* **Input material**:
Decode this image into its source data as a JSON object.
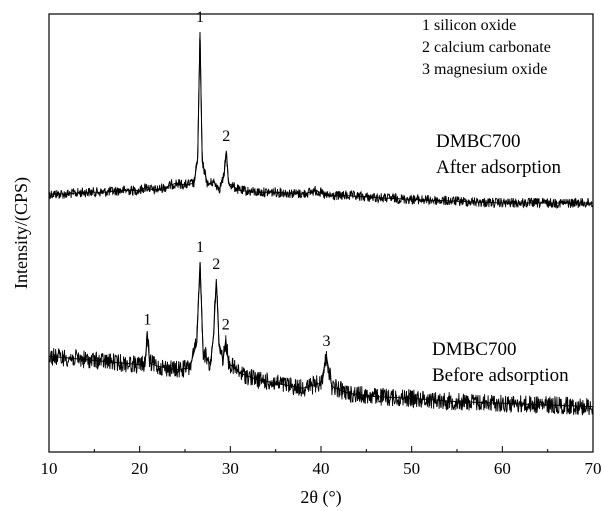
{
  "chart_data": {
    "type": "line",
    "xlabel": "2θ (°)",
    "ylabel": "Intensity/(CPS)",
    "xlim": [
      10,
      70
    ],
    "x_ticks": [
      "10",
      "20",
      "30",
      "40",
      "50",
      "60",
      "70"
    ],
    "grid": false,
    "legend_position": "top-right",
    "legend": [
      "1 silicon oxide",
      "2 calcium carbonate",
      "3 magnesium oxide"
    ],
    "series": [
      {
        "name": "DMBC700 After adsorption",
        "label_lines": [
          "DMBC700",
          "After adsorption"
        ],
        "x": [
          10,
          12,
          14,
          16,
          18,
          20,
          20.8,
          21.5,
          23,
          24,
          25,
          26,
          26.4,
          26.65,
          26.9,
          27.5,
          28.1,
          28.8,
          29.3,
          29.55,
          29.8,
          31,
          33,
          35,
          38,
          39.5,
          40.5,
          43,
          46,
          50,
          55,
          60,
          65,
          70
        ],
        "y": [
          0.1,
          0.1,
          0.11,
          0.11,
          0.12,
          0.12,
          0.14,
          0.12,
          0.14,
          0.16,
          0.15,
          0.16,
          0.3,
          1.0,
          0.28,
          0.15,
          0.17,
          0.13,
          0.2,
          0.34,
          0.16,
          0.12,
          0.11,
          0.11,
          0.1,
          0.12,
          0.09,
          0.09,
          0.08,
          0.07,
          0.06,
          0.05,
          0.05,
          0.05
        ]
      },
      {
        "name": "DMBC700 Before adsorption",
        "label_lines": [
          "DMBC700",
          "Before adsorption"
        ],
        "x": [
          10,
          12,
          14,
          16,
          18,
          20,
          20.6,
          20.85,
          21.1,
          22,
          24,
          25.5,
          26.3,
          26.65,
          27.0,
          27.8,
          28.15,
          28.45,
          28.75,
          29.2,
          29.5,
          29.8,
          31,
          33,
          35,
          38,
          40,
          40.6,
          41.2,
          43,
          46,
          50,
          55,
          60,
          65,
          70
        ],
        "y": [
          0.32,
          0.31,
          0.3,
          0.29,
          0.28,
          0.27,
          0.28,
          0.45,
          0.28,
          0.26,
          0.24,
          0.25,
          0.4,
          0.88,
          0.35,
          0.27,
          0.45,
          0.78,
          0.4,
          0.3,
          0.42,
          0.28,
          0.22,
          0.18,
          0.16,
          0.13,
          0.16,
          0.32,
          0.14,
          0.1,
          0.08,
          0.07,
          0.05,
          0.04,
          0.03,
          0.02
        ]
      }
    ],
    "peak_labels": [
      {
        "series": 0,
        "x": 26.65,
        "label": "1"
      },
      {
        "series": 0,
        "x": 29.55,
        "label": "2"
      },
      {
        "series": 1,
        "x": 20.85,
        "label": "1"
      },
      {
        "series": 1,
        "x": 26.65,
        "label": "1"
      },
      {
        "series": 1,
        "x": 28.45,
        "label": "2"
      },
      {
        "series": 1,
        "x": 29.5,
        "label": "2"
      },
      {
        "series": 1,
        "x": 40.6,
        "label": "3"
      }
    ]
  }
}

* **Instruction**:
Using the material above, return every line exactly as it appears, minus the pictures.

* **The output**:
Decode this image into its source data as a JSON object.
{
  "chart_data": {
    "type": "line",
    "xlabel": "2θ (°)",
    "ylabel": "Intensity/(CPS)",
    "xlim": [
      10,
      70
    ],
    "x_ticks": [
      "10",
      "20",
      "30",
      "40",
      "50",
      "60",
      "70"
    ],
    "grid": false,
    "legend_position": "top-right",
    "legend": [
      "1 silicon oxide",
      "2 calcium carbonate",
      "3 magnesium oxide"
    ],
    "series": [
      {
        "name": "DMBC700 After adsorption",
        "label_lines": [
          "DMBC700",
          "After adsorption"
        ],
        "x": [
          10,
          12,
          14,
          16,
          18,
          20,
          20.8,
          21.5,
          23,
          24,
          25,
          26,
          26.4,
          26.65,
          26.9,
          27.5,
          28.1,
          28.8,
          29.3,
          29.55,
          29.8,
          31,
          33,
          35,
          38,
          39.5,
          40.5,
          43,
          46,
          50,
          55,
          60,
          65,
          70
        ],
        "y": [
          0.1,
          0.1,
          0.11,
          0.11,
          0.12,
          0.12,
          0.14,
          0.12,
          0.14,
          0.16,
          0.15,
          0.16,
          0.3,
          1.0,
          0.28,
          0.15,
          0.17,
          0.13,
          0.2,
          0.34,
          0.16,
          0.12,
          0.11,
          0.11,
          0.1,
          0.12,
          0.09,
          0.09,
          0.08,
          0.07,
          0.06,
          0.05,
          0.05,
          0.05
        ]
      },
      {
        "name": "DMBC700 Before adsorption",
        "label_lines": [
          "DMBC700",
          "Before adsorption"
        ],
        "x": [
          10,
          12,
          14,
          16,
          18,
          20,
          20.6,
          20.85,
          21.1,
          22,
          24,
          25.5,
          26.3,
          26.65,
          27.0,
          27.8,
          28.15,
          28.45,
          28.75,
          29.2,
          29.5,
          29.8,
          31,
          33,
          35,
          38,
          40,
          40.6,
          41.2,
          43,
          46,
          50,
          55,
          60,
          65,
          70
        ],
        "y": [
          0.32,
          0.31,
          0.3,
          0.29,
          0.28,
          0.27,
          0.28,
          0.45,
          0.28,
          0.26,
          0.24,
          0.25,
          0.4,
          0.88,
          0.35,
          0.27,
          0.45,
          0.78,
          0.4,
          0.3,
          0.42,
          0.28,
          0.22,
          0.18,
          0.16,
          0.13,
          0.16,
          0.32,
          0.14,
          0.1,
          0.08,
          0.07,
          0.05,
          0.04,
          0.03,
          0.02
        ]
      }
    ],
    "peak_labels": [
      {
        "series": 0,
        "x": 26.65,
        "label": "1"
      },
      {
        "series": 0,
        "x": 29.55,
        "label": "2"
      },
      {
        "series": 1,
        "x": 20.85,
        "label": "1"
      },
      {
        "series": 1,
        "x": 26.65,
        "label": "1"
      },
      {
        "series": 1,
        "x": 28.45,
        "label": "2"
      },
      {
        "series": 1,
        "x": 29.5,
        "label": "2"
      },
      {
        "series": 1,
        "x": 40.6,
        "label": "3"
      }
    ]
  }
}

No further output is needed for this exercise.